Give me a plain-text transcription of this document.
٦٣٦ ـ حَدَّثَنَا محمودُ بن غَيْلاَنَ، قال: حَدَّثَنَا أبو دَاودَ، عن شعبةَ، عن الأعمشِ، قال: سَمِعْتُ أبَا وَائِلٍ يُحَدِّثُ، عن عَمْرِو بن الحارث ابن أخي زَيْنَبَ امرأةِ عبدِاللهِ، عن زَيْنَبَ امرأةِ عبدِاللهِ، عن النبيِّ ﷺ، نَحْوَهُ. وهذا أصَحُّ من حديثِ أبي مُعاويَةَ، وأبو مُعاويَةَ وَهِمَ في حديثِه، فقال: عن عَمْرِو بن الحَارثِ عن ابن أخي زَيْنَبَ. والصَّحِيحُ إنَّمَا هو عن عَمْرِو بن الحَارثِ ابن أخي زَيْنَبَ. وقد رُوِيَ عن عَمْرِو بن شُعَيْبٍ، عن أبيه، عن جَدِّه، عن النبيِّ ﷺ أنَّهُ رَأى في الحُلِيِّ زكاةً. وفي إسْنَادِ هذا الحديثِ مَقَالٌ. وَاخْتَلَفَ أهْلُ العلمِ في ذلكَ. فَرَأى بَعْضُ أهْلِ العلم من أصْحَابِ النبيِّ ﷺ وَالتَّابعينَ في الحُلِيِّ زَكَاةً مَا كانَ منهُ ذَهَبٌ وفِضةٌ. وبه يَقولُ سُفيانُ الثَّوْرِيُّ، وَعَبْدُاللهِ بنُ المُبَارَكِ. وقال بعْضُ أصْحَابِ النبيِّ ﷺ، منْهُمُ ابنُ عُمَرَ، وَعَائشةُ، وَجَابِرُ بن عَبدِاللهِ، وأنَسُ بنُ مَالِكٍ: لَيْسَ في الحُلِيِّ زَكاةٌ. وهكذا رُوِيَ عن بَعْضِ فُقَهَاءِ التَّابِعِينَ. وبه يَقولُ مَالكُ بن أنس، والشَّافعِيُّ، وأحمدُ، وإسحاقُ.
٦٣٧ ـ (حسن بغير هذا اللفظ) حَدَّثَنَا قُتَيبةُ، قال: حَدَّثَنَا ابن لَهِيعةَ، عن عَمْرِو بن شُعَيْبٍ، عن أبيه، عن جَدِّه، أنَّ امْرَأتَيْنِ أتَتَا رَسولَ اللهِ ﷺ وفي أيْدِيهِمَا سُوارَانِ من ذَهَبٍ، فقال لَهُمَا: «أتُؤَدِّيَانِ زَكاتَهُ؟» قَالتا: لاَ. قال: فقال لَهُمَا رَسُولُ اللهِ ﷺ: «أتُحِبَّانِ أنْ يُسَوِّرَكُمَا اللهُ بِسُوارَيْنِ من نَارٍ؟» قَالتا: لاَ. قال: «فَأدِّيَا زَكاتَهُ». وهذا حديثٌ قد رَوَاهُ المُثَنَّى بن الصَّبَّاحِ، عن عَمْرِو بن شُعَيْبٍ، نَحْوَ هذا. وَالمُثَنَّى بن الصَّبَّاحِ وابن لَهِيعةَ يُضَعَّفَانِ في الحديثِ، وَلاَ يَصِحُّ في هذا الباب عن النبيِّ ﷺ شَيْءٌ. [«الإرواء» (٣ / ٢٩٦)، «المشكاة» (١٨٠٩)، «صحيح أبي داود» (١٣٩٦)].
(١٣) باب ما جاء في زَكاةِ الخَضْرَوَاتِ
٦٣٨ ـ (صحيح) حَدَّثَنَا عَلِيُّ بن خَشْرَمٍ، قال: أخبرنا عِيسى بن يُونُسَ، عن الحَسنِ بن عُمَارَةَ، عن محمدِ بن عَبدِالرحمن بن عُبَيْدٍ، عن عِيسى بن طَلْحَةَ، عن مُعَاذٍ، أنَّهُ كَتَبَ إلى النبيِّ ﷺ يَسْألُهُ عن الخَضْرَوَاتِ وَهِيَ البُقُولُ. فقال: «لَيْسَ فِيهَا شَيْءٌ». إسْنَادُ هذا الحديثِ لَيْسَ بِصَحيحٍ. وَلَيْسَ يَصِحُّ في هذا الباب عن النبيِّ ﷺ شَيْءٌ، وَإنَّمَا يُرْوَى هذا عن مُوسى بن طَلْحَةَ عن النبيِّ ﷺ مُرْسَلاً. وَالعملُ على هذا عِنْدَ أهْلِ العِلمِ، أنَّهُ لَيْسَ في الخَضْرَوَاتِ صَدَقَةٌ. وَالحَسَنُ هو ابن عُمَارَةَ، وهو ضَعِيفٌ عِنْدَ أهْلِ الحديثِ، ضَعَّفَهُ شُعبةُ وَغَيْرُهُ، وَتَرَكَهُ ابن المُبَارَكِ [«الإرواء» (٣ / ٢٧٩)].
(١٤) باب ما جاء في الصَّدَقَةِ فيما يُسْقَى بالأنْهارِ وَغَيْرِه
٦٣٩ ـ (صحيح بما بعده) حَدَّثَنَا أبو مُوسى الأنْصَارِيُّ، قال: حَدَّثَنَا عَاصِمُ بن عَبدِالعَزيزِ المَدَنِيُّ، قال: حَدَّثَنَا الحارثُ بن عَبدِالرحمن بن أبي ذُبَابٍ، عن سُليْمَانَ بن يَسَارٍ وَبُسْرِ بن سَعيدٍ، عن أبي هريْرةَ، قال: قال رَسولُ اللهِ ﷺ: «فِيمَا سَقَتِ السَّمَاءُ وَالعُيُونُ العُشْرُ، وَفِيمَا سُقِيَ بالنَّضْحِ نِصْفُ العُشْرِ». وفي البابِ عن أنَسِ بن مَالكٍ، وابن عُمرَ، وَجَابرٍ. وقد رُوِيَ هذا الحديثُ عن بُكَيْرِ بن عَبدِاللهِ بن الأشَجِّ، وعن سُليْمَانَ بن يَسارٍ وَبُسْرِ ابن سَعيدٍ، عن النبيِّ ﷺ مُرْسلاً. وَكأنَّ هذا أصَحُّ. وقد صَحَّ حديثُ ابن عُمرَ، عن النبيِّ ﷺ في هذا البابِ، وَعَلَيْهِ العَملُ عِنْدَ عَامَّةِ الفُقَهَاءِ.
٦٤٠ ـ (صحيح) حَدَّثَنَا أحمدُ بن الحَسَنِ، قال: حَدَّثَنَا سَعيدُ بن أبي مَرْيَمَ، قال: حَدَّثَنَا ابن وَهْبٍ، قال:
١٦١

* _WRITTEN TASK_
Copy each record from above exactly, and include every line.

* _PROBLEM SOLUTION_
Give me a plain-text transcription of this document.
٦٣٦ ـ حَدَّثَنَا محمودُ بن غَيْلاَنَ، قال: حَدَّثَنَا أبو دَاودَ، عن شعبةَ، عن الأعمشِ، قال: سَمِعْتُ أبَا وَائِلٍ يُحَدِّثُ، عن عَمْرِو بن الحارث ابن أخي زَيْنَبَ امرأةِ عبدِاللهِ، عن زَيْنَبَ امرأةِ عبدِاللهِ، عن النبيِّ ﷺ، نَحْوَهُ. وهذا أصَحُّ من حديثِ أبي مُعاويَةَ، وأبو مُعاويَةَ وَهِمَ في حديثِه، فقال: عن عَمْرِو بن الحَارثِ عن ابن أخي زَيْنَبَ. والصَّحِيحُ إنَّمَا هو عن عَمْرِو بن الحَارثِ ابن أخي زَيْنَبَ. وقد رُوِيَ عن عَمْرِو بن شُعَيْبٍ، عن أبيه، عن جَدِّه، عن النبيِّ ﷺ أنَّهُ رَأى في الحُلِيِّ زكاةً. وفي إسْنَادِ هذا الحديثِ مَقَالٌ. وَاخْتَلَفَ أهْلُ العلمِ في ذلكَ. فَرَأى بَعْضُ أهْلِ العلم من أصْحَابِ النبيِّ ﷺ وَالتَّابعينَ في الحُلِيِّ زَكَاةً مَا كانَ منهُ ذَهَبٌ وفِضةٌ. وبه يَقولُ سُفيانُ الثَّوْرِيُّ، وَعَبْدُاللهِ بنُ المُبَارَكِ. وقال بعْضُ أصْحَابِ النبيِّ ﷺ، منْهُمُ ابنُ عُمَرَ، وَعَائشةُ، وَجَابِرُ بن عَبدِاللهِ، وأنَسُ بنُ مَالِكٍ: لَيْسَ في الحُلِيِّ زَكاةٌ. وهكذا رُوِيَ عن بَعْضِ فُقَهَاءِ التَّابِعِينَ. وبه يَقولُ مَالكُ بن أنس، والشَّافعِيُّ، وأحمدُ، وإسحاقُ.
٦٣٧ ـ (حسن بغير هذا اللفظ) حَدَّثَنَا قُتَيبةُ، قال: حَدَّثَنَا ابن لَهِيعةَ، عن عَمْرِو بن شُعَيْبٍ، عن أبيه، عن جَدِّه، أنَّ امْرَأتَيْنِ أتَتَا رَسولَ اللهِ ﷺ وفي أيْدِيهِمَا سُوارَانِ من ذَهَبٍ، فقال لَهُمَا: «أتُؤَدِّيَانِ زَكاتَهُ؟» قَالتا: لاَ. قال: فقال لَهُمَا رَسُولُ اللهِ ﷺ: «أتُحِبَّانِ أنْ يُسَوِّرَكُمَا اللهُ بِسُوارَيْنِ من نَارٍ؟» قَالتا: لاَ. قال: «فَأدِّيَا زَكاتَهُ». وهذا حديثٌ قد رَوَاهُ المُثَنَّى بن الصَّبَّاحِ، عن عَمْرِو بن شُعَيْبٍ، نَحْوَ هذا. وَالمُثَنَّى بن الصَّبَّاحِ وابن لَهِيعةَ يُضَعَّفَانِ في الحديثِ، وَلاَ يَصِحُّ في هذا الباب عن النبيِّ ﷺ شَيْءٌ. [«الإرواء» (٣ / ٢٩٦)، «المشكاة» (١٨٠٩)، «صحيح أبي داود» (١٣٩٦)].
(١٣) باب ما جاء في زَكاةِ الخَضْرَوَاتِ
٦٣٨ ـ (صحيح) حَدَّثَنَا عَلِيُّ بن خَشْرَمٍ، قال: أخبرنا عِيسى بن يُونُسَ، عن الحَسنِ بن عُمَارَةَ، عن محمدِ بن عَبدِالرحمن بن عُبَيْدٍ، عن عِيسى بن طَلْحَةَ، عن مُعَاذٍ، أنَّهُ كَتَبَ إلى النبيِّ ﷺ يَسْألُهُ عن الخَضْرَوَاتِ وَهِيَ البُقُولُ. فقال: «لَيْسَ فِيهَا شَيْءٌ». إسْنَادُ هذا الحديثِ لَيْسَ بِصَحيحٍ. وَلَيْسَ يَصِحُّ في هذا الباب عن النبيِّ ﷺ شَيْءٌ، وَإنَّمَا يُرْوَى هذا عن مُوسى بن طَلْحَةَ عن النبيِّ ﷺ مُرْسَلاً. وَالعملُ على هذا عِنْدَ أهْلِ العِلمِ، أنَّهُ لَيْسَ في الخَضْرَوَاتِ صَدَقَةٌ. وَالحَسَنُ هو ابن عُمَارَةَ، وهو ضَعِيفٌ عِنْدَ أهْلِ الحديثِ، ضَعَّفَهُ شُعبةُ وَغَيْرُهُ، وَتَرَكَهُ ابن المُبَارَكِ [«الإرواء» (٣ / ٢٧٩)].
(١٤) باب ما جاء في الصَّدَقَةِ فيما يُسْقَى بالأنْهارِ وَغَيْرِه
٦٣٩ ـ (صحيح بما بعده) حَدَّثَنَا أبو مُوسى الأنْصَارِيُّ، قال: حَدَّثَنَا عَاصِمُ بن عَبدِالعَزيزِ المَدَنِيُّ، قال: حَدَّثَنَا الحارثُ بن عَبدِالرحمن بن أبي ذُبَابٍ، عن سُليْمَانَ بن يَسَارٍ وَبُسْرِ بن سَعيدٍ، عن أبي هريْرةَ، قال: قال رَسولُ اللهِ ﷺ: «فِيمَا سَقَتِ السَّمَاءُ وَالعُيُونُ العُشْرُ، وَفِيمَا سُقِيَ بالنَّضْحِ نِصْفُ العُشْرِ». وفي البابِ عن أنَسِ بن مَالكٍ، وابن عُمرَ، وَجَابرٍ. وقد رُوِيَ هذا الحديثُ عن بُكَيْرِ بن عَبدِاللهِ بن الأشَجِّ، وعن سُليْمَانَ بن يَسارٍ وَبُسْرِ ابن سَعيدٍ، عن النبيِّ ﷺ مُرْسلاً. وَكأنَّ هذا أصَحُّ. وقد صَحَّ حديثُ ابن عُمرَ، عن النبيِّ ﷺ في هذا البابِ، وَعَلَيْهِ العَملُ عِنْدَ عَامَّةِ الفُقَهَاءِ.
٦٤٠ ـ (صحيح) حَدَّثَنَا أحمدُ بن الحَسَنِ، قال: حَدَّثَنَا سَعيدُ بن أبي مَرْيَمَ، قال: حَدَّثَنَا ابن وَهْبٍ، قال:
١٦١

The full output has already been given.